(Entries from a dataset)
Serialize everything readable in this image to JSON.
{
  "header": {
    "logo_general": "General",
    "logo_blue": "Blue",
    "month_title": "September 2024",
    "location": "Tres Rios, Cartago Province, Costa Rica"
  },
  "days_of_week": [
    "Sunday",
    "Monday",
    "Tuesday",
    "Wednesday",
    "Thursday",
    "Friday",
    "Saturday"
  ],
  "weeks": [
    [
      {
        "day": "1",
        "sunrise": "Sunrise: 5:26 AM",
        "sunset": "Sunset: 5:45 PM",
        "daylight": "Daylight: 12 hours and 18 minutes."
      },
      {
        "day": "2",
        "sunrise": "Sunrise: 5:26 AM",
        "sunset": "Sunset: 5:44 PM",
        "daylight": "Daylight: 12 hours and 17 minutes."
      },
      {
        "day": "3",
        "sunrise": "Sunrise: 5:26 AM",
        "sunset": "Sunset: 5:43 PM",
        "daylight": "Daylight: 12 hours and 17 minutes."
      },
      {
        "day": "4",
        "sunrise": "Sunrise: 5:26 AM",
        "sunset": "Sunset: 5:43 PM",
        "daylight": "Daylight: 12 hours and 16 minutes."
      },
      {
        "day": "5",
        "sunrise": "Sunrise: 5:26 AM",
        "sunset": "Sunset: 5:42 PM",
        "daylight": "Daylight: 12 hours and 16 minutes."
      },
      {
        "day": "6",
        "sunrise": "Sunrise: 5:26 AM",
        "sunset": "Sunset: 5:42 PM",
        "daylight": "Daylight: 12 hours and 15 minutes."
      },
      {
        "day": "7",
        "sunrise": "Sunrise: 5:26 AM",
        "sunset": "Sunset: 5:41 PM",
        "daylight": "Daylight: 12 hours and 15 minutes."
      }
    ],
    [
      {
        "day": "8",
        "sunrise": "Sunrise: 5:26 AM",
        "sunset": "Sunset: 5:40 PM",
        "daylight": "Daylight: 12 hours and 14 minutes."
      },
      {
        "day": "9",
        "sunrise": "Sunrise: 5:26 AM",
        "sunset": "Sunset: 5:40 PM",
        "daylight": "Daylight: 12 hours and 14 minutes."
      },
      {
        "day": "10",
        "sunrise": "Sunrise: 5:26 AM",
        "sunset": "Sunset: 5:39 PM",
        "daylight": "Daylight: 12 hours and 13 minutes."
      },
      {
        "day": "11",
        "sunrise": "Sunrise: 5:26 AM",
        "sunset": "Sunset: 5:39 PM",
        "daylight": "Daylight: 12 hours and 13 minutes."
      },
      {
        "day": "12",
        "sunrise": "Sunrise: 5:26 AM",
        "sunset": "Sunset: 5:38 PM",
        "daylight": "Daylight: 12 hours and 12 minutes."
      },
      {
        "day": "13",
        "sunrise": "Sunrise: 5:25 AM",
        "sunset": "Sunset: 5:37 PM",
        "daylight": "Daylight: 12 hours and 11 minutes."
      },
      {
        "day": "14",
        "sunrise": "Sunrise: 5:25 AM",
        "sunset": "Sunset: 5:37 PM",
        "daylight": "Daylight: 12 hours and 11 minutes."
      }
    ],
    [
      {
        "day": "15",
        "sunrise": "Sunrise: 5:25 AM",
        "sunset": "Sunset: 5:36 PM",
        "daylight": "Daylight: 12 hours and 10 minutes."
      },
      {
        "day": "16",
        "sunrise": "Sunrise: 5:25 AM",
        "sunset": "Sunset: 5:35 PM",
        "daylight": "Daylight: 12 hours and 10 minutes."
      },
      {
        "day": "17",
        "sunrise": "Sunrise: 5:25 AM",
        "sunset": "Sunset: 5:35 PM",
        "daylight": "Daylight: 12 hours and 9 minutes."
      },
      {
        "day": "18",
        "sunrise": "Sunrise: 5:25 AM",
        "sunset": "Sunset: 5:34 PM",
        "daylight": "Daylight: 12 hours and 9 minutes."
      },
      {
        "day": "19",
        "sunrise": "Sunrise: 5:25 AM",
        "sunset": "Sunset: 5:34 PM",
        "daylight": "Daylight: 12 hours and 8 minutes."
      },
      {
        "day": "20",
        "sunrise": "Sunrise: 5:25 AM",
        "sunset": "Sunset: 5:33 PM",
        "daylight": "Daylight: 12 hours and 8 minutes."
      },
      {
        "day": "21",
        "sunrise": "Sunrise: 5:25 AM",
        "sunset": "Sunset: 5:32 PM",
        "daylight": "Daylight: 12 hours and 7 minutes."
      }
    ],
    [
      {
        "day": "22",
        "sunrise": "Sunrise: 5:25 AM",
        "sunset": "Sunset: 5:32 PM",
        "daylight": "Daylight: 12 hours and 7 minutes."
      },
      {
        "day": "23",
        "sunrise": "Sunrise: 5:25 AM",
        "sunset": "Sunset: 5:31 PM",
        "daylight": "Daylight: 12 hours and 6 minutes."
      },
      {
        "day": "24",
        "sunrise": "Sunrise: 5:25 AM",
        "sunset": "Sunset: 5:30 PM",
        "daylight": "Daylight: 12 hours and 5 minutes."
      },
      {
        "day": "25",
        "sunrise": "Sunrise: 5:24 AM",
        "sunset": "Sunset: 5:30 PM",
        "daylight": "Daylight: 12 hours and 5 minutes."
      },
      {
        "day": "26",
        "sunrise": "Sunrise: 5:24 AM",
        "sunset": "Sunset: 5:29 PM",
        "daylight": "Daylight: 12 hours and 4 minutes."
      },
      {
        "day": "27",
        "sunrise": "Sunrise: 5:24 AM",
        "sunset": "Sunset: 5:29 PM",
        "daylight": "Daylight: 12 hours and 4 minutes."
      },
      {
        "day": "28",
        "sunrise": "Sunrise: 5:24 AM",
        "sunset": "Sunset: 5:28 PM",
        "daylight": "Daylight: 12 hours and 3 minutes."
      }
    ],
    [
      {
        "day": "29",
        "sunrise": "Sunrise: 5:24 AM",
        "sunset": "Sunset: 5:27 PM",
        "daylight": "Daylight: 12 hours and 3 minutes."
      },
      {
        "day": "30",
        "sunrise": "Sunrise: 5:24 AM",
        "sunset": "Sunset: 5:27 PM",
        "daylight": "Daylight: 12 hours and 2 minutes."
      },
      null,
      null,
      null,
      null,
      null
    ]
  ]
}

Directive = Exact copies of all the records are required.

Expected answer =
Serialize everything readable in this image to JSON.
{
  "header": {
    "logo_general": "General",
    "logo_blue": "Blue",
    "month_title": "September 2024",
    "location": "Tres Rios, Cartago Province, Costa Rica"
  },
  "days_of_week": [
    "Sunday",
    "Monday",
    "Tuesday",
    "Wednesday",
    "Thursday",
    "Friday",
    "Saturday"
  ],
  "weeks": [
    [
      {
        "day": "1",
        "sunrise": "Sunrise: 5:26 AM",
        "sunset": "Sunset: 5:45 PM",
        "daylight": "Daylight: 12 hours and 18 minutes."
      },
      {
        "day": "2",
        "sunrise": "Sunrise: 5:26 AM",
        "sunset": "Sunset: 5:44 PM",
        "daylight": "Daylight: 12 hours and 17 minutes."
      },
      {
        "day": "3",
        "sunrise": "Sunrise: 5:26 AM",
        "sunset": "Sunset: 5:43 PM",
        "daylight": "Daylight: 12 hours and 17 minutes."
      },
      {
        "day": "4",
        "sunrise": "Sunrise: 5:26 AM",
        "sunset": "Sunset: 5:43 PM",
        "daylight": "Daylight: 12 hours and 16 minutes."
      },
      {
        "day": "5",
        "sunrise": "Sunrise: 5:26 AM",
        "sunset": "Sunset: 5:42 PM",
        "daylight": "Daylight: 12 hours and 16 minutes."
      },
      {
        "day": "6",
        "sunrise": "Sunrise: 5:26 AM",
        "sunset": "Sunset: 5:42 PM",
        "daylight": "Daylight: 12 hours and 15 minutes."
      },
      {
        "day": "7",
        "sunrise": "Sunrise: 5:26 AM",
        "sunset": "Sunset: 5:41 PM",
        "daylight": "Daylight: 12 hours and 15 minutes."
      }
    ],
    [
      {
        "day": "8",
        "sunrise": "Sunrise: 5:26 AM",
        "sunset": "Sunset: 5:40 PM",
        "daylight": "Daylight: 12 hours and 14 minutes."
      },
      {
        "day": "9",
        "sunrise": "Sunrise: 5:26 AM",
        "sunset": "Sunset: 5:40 PM",
        "daylight": "Daylight: 12 hours and 14 minutes."
      },
      {
        "day": "10",
        "sunrise": "Sunrise: 5:26 AM",
        "sunset": "Sunset: 5:39 PM",
        "daylight": "Daylight: 12 hours and 13 minutes."
      },
      {
        "day": "11",
        "sunrise": "Sunrise: 5:26 AM",
        "sunset": "Sunset: 5:39 PM",
        "daylight": "Daylight: 12 hours and 13 minutes."
      },
      {
        "day": "12",
        "sunrise": "Sunrise: 5:26 AM",
        "sunset": "Sunset: 5:38 PM",
        "daylight": "Daylight: 12 hours and 12 minutes."
      },
      {
        "day": "13",
        "sunrise": "Sunrise: 5:25 AM",
        "sunset": "Sunset: 5:37 PM",
        "daylight": "Daylight: 12 hours and 11 minutes."
      },
      {
        "day": "14",
        "sunrise": "Sunrise: 5:25 AM",
        "sunset": "Sunset: 5:37 PM",
        "daylight": "Daylight: 12 hours and 11 minutes."
      }
    ],
    [
      {
        "day": "15",
        "sunrise": "Sunrise: 5:25 AM",
        "sunset": "Sunset: 5:36 PM",
        "daylight": "Daylight: 12 hours and 10 minutes."
      },
      {
        "day": "16",
        "sunrise": "Sunrise: 5:25 AM",
        "sunset": "Sunset: 5:35 PM",
        "daylight": "Daylight: 12 hours and 10 minutes."
      },
      {
        "day": "17",
        "sunrise": "Sunrise: 5:25 AM",
        "sunset": "Sunset: 5:35 PM",
        "daylight": "Daylight: 12 hours and 9 minutes."
      },
      {
        "day": "18",
        "sunrise": "Sunrise: 5:25 AM",
        "sunset": "Sunset: 5:34 PM",
        "daylight": "Daylight: 12 hours and 9 minutes."
      },
      {
        "day": "19",
        "sunrise": "Sunrise: 5:25 AM",
        "sunset": "Sunset: 5:34 PM",
        "daylight": "Daylight: 12 hours and 8 minutes."
      },
      {
        "day": "20",
        "sunrise": "Sunrise: 5:25 AM",
        "sunset": "Sunset: 5:33 PM",
        "daylight": "Daylight: 12 hours and 8 minutes."
      },
      {
        "day": "21",
        "sunrise": "Sunrise: 5:25 AM",
        "sunset": "Sunset: 5:32 PM",
        "daylight": "Daylight: 12 hours and 7 minutes."
      }
    ],
    [
      {
        "day": "22",
        "sunrise": "Sunrise: 5:25 AM",
        "sunset": "Sunset: 5:32 PM",
        "daylight": "Daylight: 12 hours and 7 minutes."
      },
      {
        "day": "23",
        "sunrise": "Sunrise: 5:25 AM",
        "sunset": "Sunset: 5:31 PM",
        "daylight": "Daylight: 12 hours and 6 minutes."
      },
      {
        "day": "24",
        "sunrise": "Sunrise: 5:25 AM",
        "sunset": "Sunset: 5:30 PM",
        "daylight": "Daylight: 12 hours and 5 minutes."
      },
      {
        "day": "25",
        "sunrise": "Sunrise: 5:24 AM",
        "sunset": "Sunset: 5:30 PM",
        "daylight": "Daylight: 12 hours and 5 minutes."
      },
      {
        "day": "26",
        "sunrise": "Sunrise: 5:24 AM",
        "sunset": "Sunset: 5:29 PM",
        "daylight": "Daylight: 12 hours and 4 minutes."
      },
      {
        "day": "27",
        "sunrise": "Sunrise: 5:24 AM",
        "sunset": "Sunset: 5:29 PM",
        "daylight": "Daylight: 12 hours and 4 minutes."
      },
      {
        "day": "28",
        "sunrise": "Sunrise: 5:24 AM",
        "sunset": "Sunset: 5:28 PM",
        "daylight": "Daylight: 12 hours and 3 minutes."
      }
    ],
    [
      {
        "day": "29",
        "sunrise": "Sunrise: 5:24 AM",
        "sunset": "Sunset: 5:27 PM",
        "daylight": "Daylight: 12 hours and 3 minutes."
      },
      {
        "day": "30",
        "sunrise": "Sunrise: 5:24 AM",
        "sunset": "Sunset: 5:27 PM",
        "daylight": "Daylight: 12 hours and 2 minutes."
      },
      null,
      null,
      null,
      null,
      null
    ]
  ]
}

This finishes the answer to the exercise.